▶ **Do this**
Print the data that follows exactly.
_ _ _ _ _
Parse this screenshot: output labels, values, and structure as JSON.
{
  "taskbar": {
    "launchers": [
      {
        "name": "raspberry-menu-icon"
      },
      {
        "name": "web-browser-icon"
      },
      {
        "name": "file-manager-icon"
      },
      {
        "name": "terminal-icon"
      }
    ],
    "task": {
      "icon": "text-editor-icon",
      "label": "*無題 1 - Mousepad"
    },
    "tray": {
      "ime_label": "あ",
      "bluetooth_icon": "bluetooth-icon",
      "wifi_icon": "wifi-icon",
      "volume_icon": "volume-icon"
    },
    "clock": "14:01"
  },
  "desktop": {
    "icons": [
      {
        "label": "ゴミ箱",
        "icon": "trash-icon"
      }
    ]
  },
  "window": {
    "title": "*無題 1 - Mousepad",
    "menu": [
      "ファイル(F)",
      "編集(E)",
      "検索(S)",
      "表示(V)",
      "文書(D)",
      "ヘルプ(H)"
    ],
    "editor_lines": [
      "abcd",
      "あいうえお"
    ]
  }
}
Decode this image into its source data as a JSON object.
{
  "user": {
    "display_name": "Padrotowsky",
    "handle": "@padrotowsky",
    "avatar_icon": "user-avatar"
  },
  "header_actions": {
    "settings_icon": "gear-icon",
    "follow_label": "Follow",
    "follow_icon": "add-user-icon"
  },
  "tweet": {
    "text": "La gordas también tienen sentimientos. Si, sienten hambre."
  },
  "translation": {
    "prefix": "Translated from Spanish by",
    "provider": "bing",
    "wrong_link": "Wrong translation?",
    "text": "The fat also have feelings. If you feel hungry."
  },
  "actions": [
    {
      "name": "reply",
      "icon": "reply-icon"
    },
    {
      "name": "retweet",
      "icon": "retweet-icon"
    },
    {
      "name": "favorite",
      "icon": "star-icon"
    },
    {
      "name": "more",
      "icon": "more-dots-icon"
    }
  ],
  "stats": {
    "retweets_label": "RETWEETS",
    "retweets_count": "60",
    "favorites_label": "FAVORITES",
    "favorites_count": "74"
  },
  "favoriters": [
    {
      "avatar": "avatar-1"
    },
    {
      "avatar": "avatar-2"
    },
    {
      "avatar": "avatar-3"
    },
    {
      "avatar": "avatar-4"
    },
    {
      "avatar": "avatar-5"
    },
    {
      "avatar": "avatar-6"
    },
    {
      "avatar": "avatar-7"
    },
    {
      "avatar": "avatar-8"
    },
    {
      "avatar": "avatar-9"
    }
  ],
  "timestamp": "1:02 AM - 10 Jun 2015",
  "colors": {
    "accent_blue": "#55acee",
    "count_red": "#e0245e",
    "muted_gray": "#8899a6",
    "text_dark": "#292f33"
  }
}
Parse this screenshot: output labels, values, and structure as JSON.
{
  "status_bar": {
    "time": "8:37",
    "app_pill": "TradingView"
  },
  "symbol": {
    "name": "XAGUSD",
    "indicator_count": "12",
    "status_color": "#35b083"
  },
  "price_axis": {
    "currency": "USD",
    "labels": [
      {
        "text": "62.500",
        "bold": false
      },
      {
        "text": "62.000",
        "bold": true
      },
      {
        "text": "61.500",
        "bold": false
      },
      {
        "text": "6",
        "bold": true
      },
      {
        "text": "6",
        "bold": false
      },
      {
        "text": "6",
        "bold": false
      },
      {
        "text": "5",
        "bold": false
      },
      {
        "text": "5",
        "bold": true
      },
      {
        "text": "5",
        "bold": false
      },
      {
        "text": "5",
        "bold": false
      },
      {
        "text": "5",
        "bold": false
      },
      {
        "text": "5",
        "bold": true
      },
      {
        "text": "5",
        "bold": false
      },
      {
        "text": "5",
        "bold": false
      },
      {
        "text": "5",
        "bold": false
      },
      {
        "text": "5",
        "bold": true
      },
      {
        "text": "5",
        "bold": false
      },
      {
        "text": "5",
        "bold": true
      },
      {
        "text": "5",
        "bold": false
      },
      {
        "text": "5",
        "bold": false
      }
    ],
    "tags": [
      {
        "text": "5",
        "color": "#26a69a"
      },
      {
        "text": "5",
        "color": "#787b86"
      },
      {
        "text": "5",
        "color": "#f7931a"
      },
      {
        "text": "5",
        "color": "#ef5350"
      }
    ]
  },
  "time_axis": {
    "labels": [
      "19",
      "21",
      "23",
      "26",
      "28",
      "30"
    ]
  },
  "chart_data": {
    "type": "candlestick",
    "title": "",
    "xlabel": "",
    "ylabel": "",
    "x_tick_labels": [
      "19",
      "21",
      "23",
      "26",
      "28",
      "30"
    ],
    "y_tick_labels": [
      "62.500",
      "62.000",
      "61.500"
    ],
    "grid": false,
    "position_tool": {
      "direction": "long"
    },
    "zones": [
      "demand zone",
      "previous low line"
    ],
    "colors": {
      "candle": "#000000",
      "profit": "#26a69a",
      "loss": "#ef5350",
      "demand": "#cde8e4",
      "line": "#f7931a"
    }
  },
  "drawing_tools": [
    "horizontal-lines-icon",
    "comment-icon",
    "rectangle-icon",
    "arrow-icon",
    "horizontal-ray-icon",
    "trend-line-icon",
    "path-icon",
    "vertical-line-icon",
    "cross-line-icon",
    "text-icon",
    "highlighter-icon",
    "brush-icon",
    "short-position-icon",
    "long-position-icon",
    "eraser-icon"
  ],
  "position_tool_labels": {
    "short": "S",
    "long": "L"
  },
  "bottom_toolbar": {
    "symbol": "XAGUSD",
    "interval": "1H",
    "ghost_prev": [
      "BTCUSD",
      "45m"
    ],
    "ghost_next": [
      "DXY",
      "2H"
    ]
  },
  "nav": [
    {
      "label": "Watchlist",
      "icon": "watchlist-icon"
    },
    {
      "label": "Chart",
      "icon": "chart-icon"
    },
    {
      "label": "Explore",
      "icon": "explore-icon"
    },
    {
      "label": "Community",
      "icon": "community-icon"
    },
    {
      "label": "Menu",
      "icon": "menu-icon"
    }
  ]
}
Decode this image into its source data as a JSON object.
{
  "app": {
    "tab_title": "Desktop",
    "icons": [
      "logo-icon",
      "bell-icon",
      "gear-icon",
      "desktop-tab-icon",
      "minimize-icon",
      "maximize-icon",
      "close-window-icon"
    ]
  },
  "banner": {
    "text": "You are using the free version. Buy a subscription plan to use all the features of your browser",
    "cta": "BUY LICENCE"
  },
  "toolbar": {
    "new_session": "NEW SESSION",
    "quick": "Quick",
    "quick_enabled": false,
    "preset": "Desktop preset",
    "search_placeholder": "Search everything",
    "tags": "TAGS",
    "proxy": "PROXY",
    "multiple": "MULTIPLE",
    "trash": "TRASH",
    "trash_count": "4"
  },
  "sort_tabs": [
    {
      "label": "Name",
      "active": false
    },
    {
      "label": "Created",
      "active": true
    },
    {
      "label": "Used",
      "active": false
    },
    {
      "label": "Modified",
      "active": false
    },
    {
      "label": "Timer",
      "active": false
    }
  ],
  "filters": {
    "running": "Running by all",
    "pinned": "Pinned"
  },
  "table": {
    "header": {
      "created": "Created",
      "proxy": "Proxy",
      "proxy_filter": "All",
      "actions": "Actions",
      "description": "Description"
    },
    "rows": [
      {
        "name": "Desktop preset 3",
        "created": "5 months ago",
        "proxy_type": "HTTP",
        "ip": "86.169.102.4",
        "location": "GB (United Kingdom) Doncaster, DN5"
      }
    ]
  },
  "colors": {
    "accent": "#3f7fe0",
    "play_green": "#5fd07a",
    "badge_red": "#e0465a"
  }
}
_ _ _ _ _
▶ **Result of the exercise**
Parse this screenshot: output labels, values, and structure as JSON.
{
  "taskbar": {
    "launchers": [
      {
        "name": "raspberry-menu-icon"
      },
      {
        "name": "web-browser-icon"
      },
      {
        "name": "file-manager-icon"
      },
      {
        "name": "terminal-icon"
      }
    ],
    "task": {
      "icon": "text-editor-icon",
      "label": "*無題 1 - Mousepad"
    },
    "tray": {
      "ime_label": "あ",
      "bluetooth_icon": "bluetooth-icon",
      "wifi_icon": "wifi-icon",
      "volume_icon": "volume-icon"
    },
    "clock": "14:01"
  },
  "desktop": {
    "icons": [
      {
        "label": "ゴミ箱",
        "icon": "trash-icon"
      }
    ]
  },
  "window": {
    "title": "*無題 1 - Mousepad",
    "menu": [
      "ファイル(F)",
      "編集(E)",
      "検索(S)",
      "表示(V)",
      "文書(D)",
      "ヘルプ(H)"
    ],
    "editor_lines": [
      "abcd",
      "あいうえお"
    ]
  }
}
Decode this image into its source data as a JSON object.
{
  "user": {
    "display_name": "Padrotowsky",
    "handle": "@padrotowsky",
    "avatar_icon": "user-avatar"
  },
  "header_actions": {
    "settings_icon": "gear-icon",
    "follow_label": "Follow",
    "follow_icon": "add-user-icon"
  },
  "tweet": {
    "text": "La gordas también tienen sentimientos. Si, sienten hambre."
  },
  "translation": {
    "prefix": "Translated from Spanish by",
    "provider": "bing",
    "wrong_link": "Wrong translation?",
    "text": "The fat also have feelings. If you feel hungry."
  },
  "actions": [
    {
      "name": "reply",
      "icon": "reply-icon"
    },
    {
      "name": "retweet",
      "icon": "retweet-icon"
    },
    {
      "name": "favorite",
      "icon": "star-icon"
    },
    {
      "name": "more",
      "icon": "more-dots-icon"
    }
  ],
  "stats": {
    "retweets_label": "RETWEETS",
    "retweets_count": "60",
    "favorites_label": "FAVORITES",
    "favorites_count": "74"
  },
  "favoriters": [
    {
      "avatar": "avatar-1"
    },
    {
      "avatar": "avatar-2"
    },
    {
      "avatar": "avatar-3"
    },
    {
      "avatar": "avatar-4"
    },
    {
      "avatar": "avatar-5"
    },
    {
      "avatar": "avatar-6"
    },
    {
      "avatar": "avatar-7"
    },
    {
      "avatar": "avatar-8"
    },
    {
      "avatar": "avatar-9"
    }
  ],
  "timestamp": "1:02 AM - 10 Jun 2015",
  "colors": {
    "accent_blue": "#55acee",
    "count_red": "#e0245e",
    "muted_gray": "#8899a6",
    "text_dark": "#292f33"
  }
}
Parse this screenshot: output labels, values, and structure as JSON.
{
  "status_bar": {
    "time": "8:37",
    "app_pill": "TradingView"
  },
  "symbol": {
    "name": "XAGUSD",
    "indicator_count": "12",
    "status_color": "#35b083"
  },
  "price_axis": {
    "currency": "USD",
    "labels": [
      {
        "text": "62.500",
        "bold": false
      },
      {
        "text": "62.000",
        "bold": true
      },
      {
        "text": "61.500",
        "bold": false
      },
      {
        "text": "6",
        "bold": true
      },
      {
        "text": "6",
        "bold": false
      },
      {
        "text": "6",
        "bold": false
      },
      {
        "text": "5",
        "bold": false
      },
      {
        "text": "5",
        "bold": true
      },
      {
        "text": "5",
        "bold": false
      },
      {
        "text": "5",
        "bold": false
      },
      {
        "text": "5",
        "bold": false
      },
      {
        "text": "5",
        "bold": true
      },
      {
        "text": "5",
        "bold": false
      },
      {
        "text": "5",
        "bold": false
      },
      {
        "text": "5",
        "bold": false
      },
      {
        "text": "5",
        "bold": true
      },
      {
        "text": "5",
        "bold": false
      },
      {
        "text": "5",
        "bold": true
      },
      {
        "text": "5",
        "bold": false
      },
      {
        "text": "5",
        "bold": false
      }
    ],
    "tags": [
      {
        "text": "5",
        "color": "#26a69a"
      },
      {
        "text": "5",
        "color": "#787b86"
      },
      {
        "text": "5",
        "color": "#f7931a"
      },
      {
        "text": "5",
        "color": "#ef5350"
      }
    ]
  },
  "time_axis": {
    "labels": [
      "19",
      "21",
      "23",
      "26",
      "28",
      "30"
    ]
  },
  "chart_data": {
    "type": "candlestick",
    "title": "",
    "xlabel": "",
    "ylabel": "",
    "x_tick_labels": [
      "19",
      "21",
      "23",
      "26",
      "28",
      "30"
    ],
    "y_tick_labels": [
      "62.500",
      "62.000",
      "61.500"
    ],
    "grid": false,
    "position_tool": {
      "direction": "long"
    },
    "zones": [
      "demand zone",
      "previous low line"
    ],
    "colors": {
      "candle": "#000000",
      "profit": "#26a69a",
      "loss": "#ef5350",
      "demand": "#cde8e4",
      "line": "#f7931a"
    }
  },
  "drawing_tools": [
    "horizontal-lines-icon",
    "comment-icon",
    "rectangle-icon",
    "arrow-icon",
    "horizontal-ray-icon",
    "trend-line-icon",
    "path-icon",
    "vertical-line-icon",
    "cross-line-icon",
    "text-icon",
    "highlighter-icon",
    "brush-icon",
    "short-position-icon",
    "long-position-icon",
    "eraser-icon"
  ],
  "position_tool_labels": {
    "short": "S",
    "long": "L"
  },
  "bottom_toolbar": {
    "symbol": "XAGUSD",
    "interval": "1H",
    "ghost_prev": [
      "BTCUSD",
      "45m"
    ],
    "ghost_next": [
      "DXY",
      "2H"
    ]
  },
  "nav": [
    {
      "label": "Watchlist",
      "icon": "watchlist-icon"
    },
    {
      "label": "Chart",
      "icon": "chart-icon"
    },
    {
      "label": "Explore",
      "icon": "explore-icon"
    },
    {
      "label": "Community",
      "icon": "community-icon"
    },
    {
      "label": "Menu",
      "icon": "menu-icon"
    }
  ]
}
Decode this image into its source data as a JSON object.
{
  "app": {
    "tab_title": "Desktop",
    "icons": [
      "logo-icon",
      "bell-icon",
      "gear-icon",
      "desktop-tab-icon",
      "minimize-icon",
      "maximize-icon",
      "close-window-icon"
    ]
  },
  "banner": {
    "text": "You are using the free version. Buy a subscription plan to use all the features of your browser",
    "cta": "BUY LICENCE"
  },
  "toolbar": {
    "new_session": "NEW SESSION",
    "quick": "Quick",
    "quick_enabled": false,
    "preset": "Desktop preset",
    "search_placeholder": "Search everything",
    "tags": "TAGS",
    "proxy": "PROXY",
    "multiple": "MULTIPLE",
    "trash": "TRASH",
    "trash_count": "4"
  },
  "sort_tabs": [
    {
      "label": "Name",
      "active": false
    },
    {
      "label": "Created",
      "active": true
    },
    {
      "label": "Used",
      "active": false
    },
    {
      "label": "Modified",
      "active": false
    },
    {
      "label": "Timer",
      "active": false
    }
  ],
  "filters": {
    "running": "Running by all",
    "pinned": "Pinned"
  },
  "table": {
    "header": {
      "created": "Created",
      "proxy": "Proxy",
      "proxy_filter": "All",
      "actions": "Actions",
      "description": "Description"
    },
    "rows": [
      {
        "name": "Desktop preset 3",
        "created": "5 months ago",
        "proxy_type": "HTTP",
        "ip": "86.169.102.4",
        "location": "GB (United Kingdom) Doncaster, DN5"
      }
    ]
  },
  "colors": {
    "accent": "#3f7fe0",
    "play_green": "#5fd07a",
    "badge_red": "#e0465a"
  }
}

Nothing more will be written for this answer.